* [STORED ROWS]
───
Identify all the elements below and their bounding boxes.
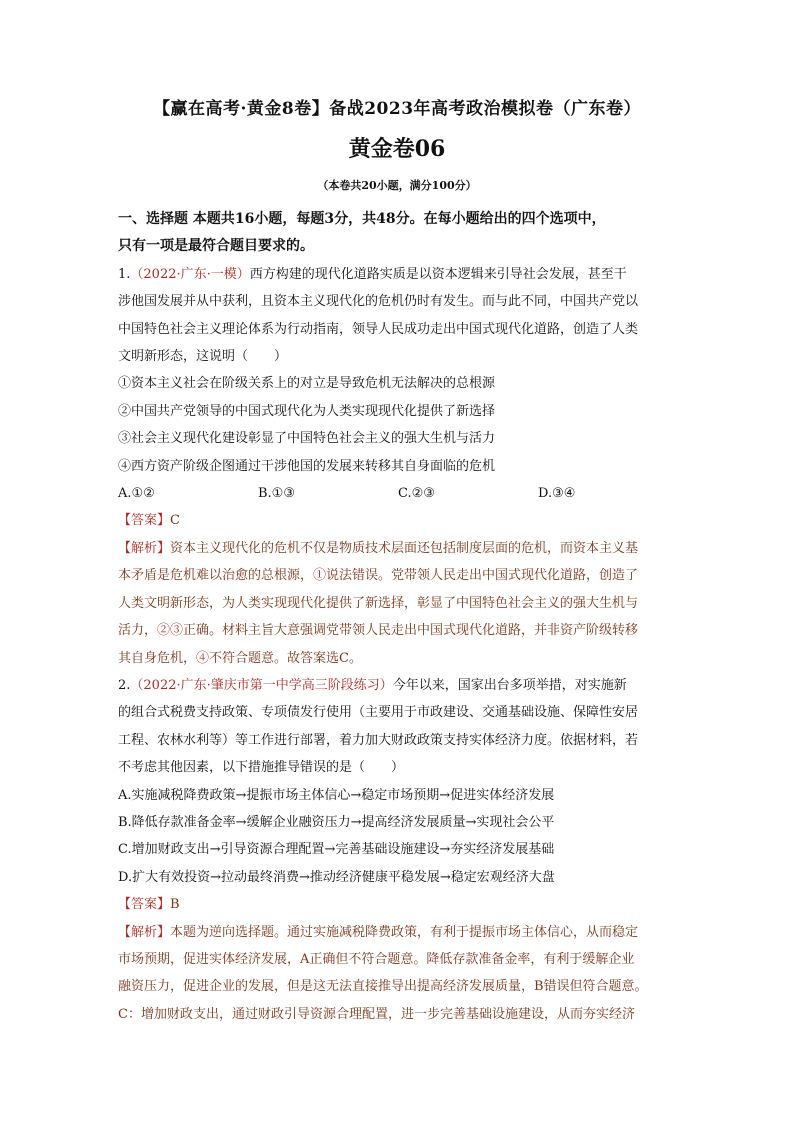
q2-answer-value: B [170, 897, 180, 913]
q1-analysis-text-5c: 不符合题意。故答案选C。 [209, 650, 362, 666]
q1-analysis-text-5a: 其自身危机， [118, 650, 197, 666]
q2-analysis-line-4: C：增加财政支出，通过财政引导资源合理配置，进一步完善基础设施建设，从而夯实经济 [118, 1006, 635, 1022]
q1-analysis-text-4a: 活力， [118, 623, 158, 639]
q1-analysis-line-1 [118, 535, 678, 562]
q2-analysis-line-2: 市场预期，促进实体经济发展，A正确但不符合题意。降低存款准备金率，有利于缓解企业 [118, 951, 635, 967]
q2-source: （2022·广东·肇庆市第一中学高三阶段练习） [130, 677, 393, 693]
document-content [118, 206, 678, 1028]
q1-analysis-mark-5: ④ [196, 650, 210, 666]
q2-option-c: C.增加财政支出→引导资源合理配置→完善基础设施建设→夯实经济发展基础 [118, 842, 555, 858]
q2-analysis-line-1 [118, 919, 678, 946]
q1-option-a: A.①② [118, 486, 155, 502]
q1-analysis-text-1: 资本主义现代化的危机不仅是物质技术层面还包括制度层面的危机，而资本主义基 [170, 540, 639, 556]
q2-stem-text-1: 今年以来，国家出台多项举措，对实施新 [392, 677, 627, 693]
q1-stem-line-1 [118, 261, 678, 288]
q1-stem-text-1: 西方构建的现代化道路实质是以资本逻辑来引导社会发展，甚至干 [249, 266, 627, 282]
q1-stem-line-2: 涉他国发展并从中获利，且资本主义现代化的危机仍时有发生。而与此不同，中国共产党以 [118, 294, 639, 310]
section-heading-line-2: 只有一项是最符合题目要求的。 [118, 238, 314, 255]
document-title: 【赢在高考·黄金8卷】备战2023年高考政治模拟卷（广东卷） [152, 99, 642, 119]
q1-answer-value: C [170, 513, 180, 529]
q1-item-3: ③社会主义现代化建设彰显了中国特色社会主义的强大生机与活力 [118, 431, 496, 447]
q1-item-2: ②中国共产党领导的中国式现代化为人类实现现代化提供了新选择 [118, 403, 496, 419]
q1-answer [118, 507, 678, 534]
q1-options [118, 480, 678, 507]
q2-number: 2. [118, 677, 131, 693]
q1-analysis-line-5 [118, 645, 678, 672]
q1-analysis-mark-4: ②③ [157, 623, 184, 639]
q1-analysis-text-4c: 正确。材料主旨大意强调党带领人民走出中国式现代化道路，并非资产阶级转移 [183, 623, 639, 639]
q2-analysis-line-3: 融资压力，促进企业的发展，但是这无法直接推导出提高经济发展质量，B错误但符合题意。 [118, 979, 648, 995]
q1-analysis-text-2c: 说法错误。党带领人民走出中国式现代化道路，创造了 [326, 568, 639, 584]
q2-option-b: B.降低存款准备金率→缓解企业融资压力→提高经济发展质量→实现社会公平 [118, 814, 555, 830]
q1-analysis-mark-2: ① [313, 568, 327, 584]
q1-option-d: D.③④ [538, 486, 576, 502]
q2-stem-line-4: 不考虑其他因素，以下措施推导错误的是（ ） [118, 760, 405, 776]
q1-analysis-line-2 [118, 562, 678, 589]
q2-analysis-label: 【解析】 [118, 924, 171, 940]
section-heading-line-1: 一、选择题 本题共16小题，每题3分，共48分。在每小题给出的四个选项中， [118, 211, 606, 227]
q2-stem-line-3: 工程、农林水利等）等工作进行部署，着力加大财政政策支持实体经济力度。依据材料，若 [118, 732, 639, 748]
q1-answer-label: 【答案】 [118, 513, 171, 529]
q2-analysis-text-1: 本题为逆向选择题。通过实施减税降费政策，有利于提振市场主体信心，从而稳定 [170, 924, 639, 940]
q1-item-4: ④西方资产阶级企图通过干涉他国的发展来转移其自身面临的危机 [118, 458, 496, 474]
q2-stem-line-2: 的组合式税费支持政策、专项债发行使用（主要用于市政建设、交通基础设施、保障性安居 [118, 705, 639, 721]
document-subtitle: 黄金卷06 [348, 136, 446, 162]
q1-option-c: C.②③ [398, 486, 435, 502]
q2-option-d: D.扩大有效投资→拉动最终消费→推动经济健康平稳发展→稳定宏观经济大盘 [118, 869, 555, 885]
q1-stem-line-3: 中国特色社会主义理论体系为行动指南，领导人民成功走出中国式现代化道路，创造了人类 [118, 321, 639, 337]
q1-source: （2022·广东·一模） [130, 266, 250, 282]
q1-analysis-text-2a: 本矛盾是危机难以治愈的总根源， [118, 568, 314, 584]
q1-stem-line-4: 文明新形态，这说明（ ） [118, 349, 288, 365]
score-note: （本卷共20小题，满分100分） [317, 179, 477, 192]
q2-stem-line-1 [118, 672, 678, 699]
q1-analysis-label: 【解析】 [118, 540, 171, 556]
q1-item-1: ①资本主义社会在阶级关系上的对立是导致危机无法解决的总根源 [118, 376, 496, 392]
q2-option-a: A.实施减税降费政策→提振市场主体信心→稳定市场预期→促进实体经济发展 [118, 787, 555, 803]
q1-analysis-line-3: 人类文明新形态，为人类实现现代化提供了新选择，彰显了中国特色社会主义的强大生机与 [118, 595, 639, 611]
q2-answer-label: 【答案】 [118, 897, 171, 913]
q1-number: 1. [118, 266, 131, 282]
q1-option-b: B.①③ [258, 486, 295, 502]
q2-answer [118, 891, 678, 918]
q1-analysis-line-4 [118, 617, 678, 644]
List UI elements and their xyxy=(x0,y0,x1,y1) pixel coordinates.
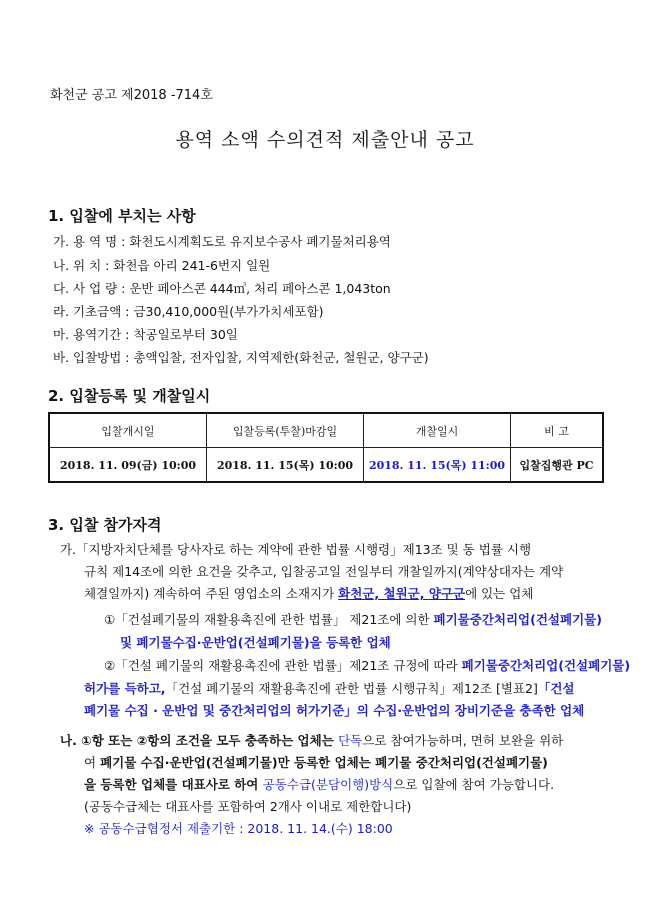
table-row xyxy=(49,448,603,483)
item-quantity: 다. 사 업 량 : 운반 페아스콘 444㎥, 처리 페아스콘 1,043ton xyxy=(53,281,391,296)
cond1-text: ①「건설폐기물의 재활용촉진에 관한 법률」 제21조에 의한 xyxy=(104,612,434,627)
item-service-name: 가. 용 역 명 : 화천도시계획도로 유지보수공사 폐기물처리용역 xyxy=(53,234,391,249)
item-base-price: 라. 기초금액 : 금30,410,000원(부가가치세포함) xyxy=(53,304,324,319)
na-text4: 을 등록한 업체를 대표사로 하여 xyxy=(84,777,263,792)
cond2-line2 xyxy=(84,679,574,697)
section2-heading: 2. 입찰등록 및 개찰일시 xyxy=(48,387,211,405)
cond1-line1 xyxy=(104,610,602,628)
na-text3: 여 xyxy=(84,755,101,770)
item-period: 마. 용역기간 : 착공일로부터 30일 xyxy=(53,327,238,342)
cond1-highlight: 폐기물중간처리업(건설폐기물) xyxy=(433,612,602,627)
item-location: 나. 위 치 : 화천읍 아리 241-6번지 일원 xyxy=(53,258,271,273)
col-bid-start: 입찰개시일 xyxy=(49,413,207,448)
na-bold-text: 폐기물 수집·운반업(건설폐기물)만 등록한 업체는 폐기물 중간처리업(건설폐기물) xyxy=(100,755,548,770)
col-opening: 개찰일시 xyxy=(364,413,511,448)
na-line1 xyxy=(60,731,563,749)
na-line2 xyxy=(84,753,548,771)
cond2-line3 xyxy=(84,701,584,719)
na-line4: (공동수급체는 대표사를 포함하여 2개사 이내로 제한합니다) xyxy=(84,799,412,814)
col-remarks: 비 고 xyxy=(511,413,604,448)
region-highlight: 화천군, 철원군, 양구군 xyxy=(338,586,466,601)
cond2-line1 xyxy=(104,656,630,674)
ga-line2: 규칙 제14조에 의한 요건을 갖추고, 입찰공고일 전일부터 개찰일까지(계약상대자는 계약 xyxy=(84,564,564,579)
notice-number: 화천군 공고 제2018 -714호 xyxy=(50,88,213,103)
val-opening: 2018. 11. 15(목) 11:00 xyxy=(364,448,511,483)
cond2-std: 폐기물 수집 · 운반업 및 중간처리업의 허가기준」 xyxy=(84,703,357,718)
section1-heading: 1. 입찰에 부치는 사항 xyxy=(48,207,196,225)
val-bid-deadline: 2018. 11. 15(목) 10:00 xyxy=(207,448,364,483)
na-text2: 으로 참여가능하며, 면허 보완을 위하 xyxy=(362,733,564,748)
cond2-permit: 허가를 득하고, xyxy=(84,681,166,696)
na-text5: 으로 입찰에 참여 가능합니다. xyxy=(393,777,555,792)
na-deadline: ※ 공동수급협정서 제출기한 : 2018. 11. 14.(수) 18:00 xyxy=(84,821,393,836)
cond2-highlight: 폐기물중간처리업(건설폐기물) xyxy=(461,658,631,673)
cond2-std-start: 「건설 xyxy=(537,681,575,696)
ga-line3 xyxy=(84,584,533,602)
item-method: 바. 입찰방법 : 총액입찰, 전자입찰, 지역제한(화천군, 철원군, 양구군) xyxy=(53,350,429,365)
val-remarks: 입찰집행관 PC xyxy=(511,448,604,483)
na-text1: 나. ①항 또는 ②항의 조건을 모두 충족하는 업체는 xyxy=(60,733,339,748)
schedule-table xyxy=(48,412,604,483)
ga-line3-end: 에 있는 업체 xyxy=(465,586,534,601)
col-bid-deadline: 입찰등록(투찰)마감일 xyxy=(207,413,364,448)
section3-heading: 3. 입찰 참가자격 xyxy=(48,516,162,534)
cond2-std-end: 의 수집·운반업의 장비기준을 충족한 업체 xyxy=(356,703,585,718)
ga-line1: 가.「지방자치단체를 당사자로 하는 계약에 관한 법률 시행령」제13조 및 동 법률 시행 xyxy=(60,542,532,557)
cond2-rule: 「건설 폐기물의 재활용촉진에 관한 법률 시행규칙」제12조 [별표2] xyxy=(165,681,538,696)
cond1-line2: 및 폐기물수집·운반업(건설폐기물)을 등록한 업체 xyxy=(120,635,391,650)
ga-line3-text: 체결일까지) 계속하여 주된 영업소의 소재지가 xyxy=(84,586,339,601)
page-title: 용역 소액 수의견적 제출안내 공고 xyxy=(175,129,475,151)
val-bid-start: 2018. 11. 09(금) 10:00 xyxy=(49,448,207,483)
cond2-text: ②「건설 폐기물의 재활용촉진에 관한 법률」제21조 규정에 따라 xyxy=(104,658,462,673)
na-line3 xyxy=(84,775,554,793)
na-joint-method: 공동수급(분담이행)방식 xyxy=(262,777,394,792)
table-header-row xyxy=(49,413,603,448)
na-single: 단독 xyxy=(338,733,363,748)
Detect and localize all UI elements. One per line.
───
* [WRITTEN PROBLEM] Could you convert the lines from the one containing "q2-answer-value: B [170, 897, 180, 913]" through the one containing "q1-analysis-mark-4: ②③ [157, 623, 184, 639]", both included, into a Markdown table with columns No. and Line, numbering each line and leaving out any blank lines?

* [WORKED ANSWER]
| No. | Line |
|---|---|
| 1 | q2-answer-value: B [170, 897, 180, 913] |
| 2 | q1-analysis-text-5c: 不符合题意。故答案选C。 [209, 650, 362, 666] |
| 3 | q1-analysis-text-5a: 其自身危机， [118, 650, 197, 666] |
| 4 | q2-analysis-line-4: C：增加财政支出，通过财政引导资源合理配置，进一步完善基础设施建设，从而夯实经济 [118, 1006, 635, 1022] |
| 5 | q1-analysis-text-4a: 活力， [118, 623, 158, 639] |
| 6 | q1-analysis-line-1 [118, 535, 678, 562] |
| 7 | q2-analysis-line-2: 市场预期，促进实体经济发展，A正确但不符合题意。降低存款准备金率，有利于缓解企业 [118, 951, 635, 967] |
| 8 | q2-source: （2022·广东·肇庆市第一中学高三阶段练习） [130, 677, 393, 693] |
| 9 | document-content [118, 206, 678, 1028] |
| 10 | q1-analysis-mark-5: ④ [196, 650, 210, 666] |
| 11 | q2-option-c: C.增加财政支出→引导资源合理配置→完善基础设施建设→夯实经济发展基础 [118, 842, 555, 858] |
| 12 | q2-analysis-line-1 [118, 919, 678, 946] |
| 13 | q1-option-a: A.①② [118, 486, 155, 502] |
| 14 | q1-analysis-text-1: 资本主义现代化的危机不仅是物质技术层面还包括制度层面的危机，而资本主义基 [170, 540, 639, 556] |
| 15 | q2-stem-text-1: 今年以来，国家出台多项举措，对实施新 [392, 677, 627, 693] |
| 16 | q1-stem-line-1 [118, 261, 678, 288] |
| 17 | q1-stem-text-1: 西方构建的现代化道路实质是以资本逻辑来引导社会发展，甚至干 [249, 266, 627, 282] |
| 18 | q1-stem-line-2: 涉他国发展并从中获利，且资本主义现代化的危机仍时有发生。而与此不同，中国共产党以 [118, 294, 639, 310] |
| 19 | section-heading-line-2: 只有一项是最符合题目要求的。 [118, 238, 314, 255] |
| 20 | document-title: 【赢在高考·黄金8卷】备战2023年高考政治模拟卷（广东卷） [152, 99, 642, 119] |
| 21 | q1-answer-value: C [170, 513, 180, 529] |
| 22 | q1-item-3: ③社会主义现代化建设彰显了中国特色社会主义的强大生机与活力 [118, 431, 496, 447] |
| 23 | q1-item-2: ②中国共产党领导的中国式现代化为人类实现现代化提供了新选择 [118, 403, 496, 419] |
| 24 | q1-answer [118, 507, 678, 534] |
| 25 | q1-options [118, 480, 678, 507] |
| 26 | q2-number: 2. [118, 677, 131, 693] |
| 27 | q1-analysis-line-5 [118, 645, 678, 672] |
| 28 | q1-analysis-mark-4: ②③ [157, 623, 184, 639] |